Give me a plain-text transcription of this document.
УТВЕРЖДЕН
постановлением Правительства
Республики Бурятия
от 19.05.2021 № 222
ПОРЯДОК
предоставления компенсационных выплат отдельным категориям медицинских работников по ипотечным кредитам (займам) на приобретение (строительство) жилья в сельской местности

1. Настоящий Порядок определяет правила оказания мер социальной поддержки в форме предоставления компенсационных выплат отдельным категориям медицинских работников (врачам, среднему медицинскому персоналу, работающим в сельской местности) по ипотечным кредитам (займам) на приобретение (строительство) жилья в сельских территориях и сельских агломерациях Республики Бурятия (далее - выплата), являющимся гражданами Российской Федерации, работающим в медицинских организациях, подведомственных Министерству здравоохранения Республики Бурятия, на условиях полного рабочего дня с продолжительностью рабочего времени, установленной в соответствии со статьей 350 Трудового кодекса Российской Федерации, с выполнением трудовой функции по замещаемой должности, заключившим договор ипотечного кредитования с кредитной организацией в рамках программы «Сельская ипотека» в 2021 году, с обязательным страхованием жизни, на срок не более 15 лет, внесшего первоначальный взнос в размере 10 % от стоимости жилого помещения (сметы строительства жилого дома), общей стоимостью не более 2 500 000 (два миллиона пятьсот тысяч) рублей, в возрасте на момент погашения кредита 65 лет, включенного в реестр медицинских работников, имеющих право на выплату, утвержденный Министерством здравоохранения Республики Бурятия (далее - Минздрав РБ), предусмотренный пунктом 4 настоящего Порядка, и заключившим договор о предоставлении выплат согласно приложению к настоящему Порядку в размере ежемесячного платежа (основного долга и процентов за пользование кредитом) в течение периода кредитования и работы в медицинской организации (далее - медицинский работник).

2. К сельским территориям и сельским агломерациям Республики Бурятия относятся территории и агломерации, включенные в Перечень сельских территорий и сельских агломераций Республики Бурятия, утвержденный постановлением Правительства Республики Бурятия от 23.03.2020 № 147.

◆ WHAT THIS TASK INVOLVES:
Read the data above. Pull out each line in which the string "Правительства" appears.

◆ RESULT OF THE TASK:
постановлением Правительства
2. К сельским территориям и сельским агломерациям Республики Бурятия относятся территории и агломерации, включенные в Перечень сельских территорий и сельских агломераций Республики Бурятия, утвержденный постановлением Правительства Республики Бурятия от 23.03.2020 № 147.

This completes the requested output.